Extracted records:
---
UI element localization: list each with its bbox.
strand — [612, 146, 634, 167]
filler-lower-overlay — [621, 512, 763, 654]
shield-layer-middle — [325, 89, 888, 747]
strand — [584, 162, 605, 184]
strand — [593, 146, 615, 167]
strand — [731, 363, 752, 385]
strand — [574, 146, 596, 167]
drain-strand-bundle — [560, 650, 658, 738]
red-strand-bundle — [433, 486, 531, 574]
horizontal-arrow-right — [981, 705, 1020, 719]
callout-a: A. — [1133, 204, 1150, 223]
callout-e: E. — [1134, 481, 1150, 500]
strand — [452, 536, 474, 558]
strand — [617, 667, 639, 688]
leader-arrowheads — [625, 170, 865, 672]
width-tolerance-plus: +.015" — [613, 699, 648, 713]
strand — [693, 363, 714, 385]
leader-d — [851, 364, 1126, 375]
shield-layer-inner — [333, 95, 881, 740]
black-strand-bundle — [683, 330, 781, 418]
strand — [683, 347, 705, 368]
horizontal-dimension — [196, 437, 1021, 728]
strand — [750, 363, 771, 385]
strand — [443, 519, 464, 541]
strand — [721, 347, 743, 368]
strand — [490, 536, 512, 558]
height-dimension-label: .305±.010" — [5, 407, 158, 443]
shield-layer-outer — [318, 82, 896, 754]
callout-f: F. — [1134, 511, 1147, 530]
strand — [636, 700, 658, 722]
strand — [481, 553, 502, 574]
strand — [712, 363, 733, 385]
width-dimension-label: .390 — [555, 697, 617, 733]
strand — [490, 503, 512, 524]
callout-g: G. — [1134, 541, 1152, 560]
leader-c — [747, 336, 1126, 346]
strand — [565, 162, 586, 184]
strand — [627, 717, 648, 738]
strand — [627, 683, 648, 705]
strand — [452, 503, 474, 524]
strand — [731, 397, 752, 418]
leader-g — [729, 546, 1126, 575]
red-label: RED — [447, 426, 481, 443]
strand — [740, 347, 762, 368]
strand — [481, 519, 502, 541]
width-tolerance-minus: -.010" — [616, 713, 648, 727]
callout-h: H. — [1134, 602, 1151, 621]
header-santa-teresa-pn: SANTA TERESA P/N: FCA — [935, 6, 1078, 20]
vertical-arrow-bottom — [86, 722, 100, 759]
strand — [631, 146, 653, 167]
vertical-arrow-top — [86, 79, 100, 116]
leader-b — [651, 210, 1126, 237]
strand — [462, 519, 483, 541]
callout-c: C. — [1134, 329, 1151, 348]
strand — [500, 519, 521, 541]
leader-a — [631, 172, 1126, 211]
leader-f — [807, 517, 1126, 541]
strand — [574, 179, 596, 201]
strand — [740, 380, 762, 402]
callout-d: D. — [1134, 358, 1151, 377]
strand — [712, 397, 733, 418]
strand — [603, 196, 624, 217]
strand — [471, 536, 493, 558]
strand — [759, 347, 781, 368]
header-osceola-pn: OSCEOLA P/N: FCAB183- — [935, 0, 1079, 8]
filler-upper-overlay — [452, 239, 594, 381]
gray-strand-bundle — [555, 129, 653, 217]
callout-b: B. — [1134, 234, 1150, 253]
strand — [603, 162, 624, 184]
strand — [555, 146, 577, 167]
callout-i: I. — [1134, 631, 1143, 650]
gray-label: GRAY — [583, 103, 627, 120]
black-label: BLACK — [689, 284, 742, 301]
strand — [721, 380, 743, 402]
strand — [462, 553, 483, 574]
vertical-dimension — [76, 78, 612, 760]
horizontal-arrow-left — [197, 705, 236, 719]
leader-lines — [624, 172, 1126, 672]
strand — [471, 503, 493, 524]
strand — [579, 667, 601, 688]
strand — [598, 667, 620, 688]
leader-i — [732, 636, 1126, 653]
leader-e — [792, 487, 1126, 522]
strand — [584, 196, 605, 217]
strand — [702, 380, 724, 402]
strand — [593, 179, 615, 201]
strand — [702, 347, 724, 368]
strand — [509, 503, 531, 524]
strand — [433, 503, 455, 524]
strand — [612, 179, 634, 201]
---
GIVEN INSTRUCTION -
Pick out every line in the records above that contains the string "label", and copy each one.

WRITTEN RESPONSE -
height-dimension-label: .305±.010" — [5, 407, 158, 443]
width-dimension-label: .390 — [555, 697, 617, 733]
red-label: RED — [447, 426, 481, 443]
gray-label: GRAY — [583, 103, 627, 120]
black-label: BLACK — [689, 284, 742, 301]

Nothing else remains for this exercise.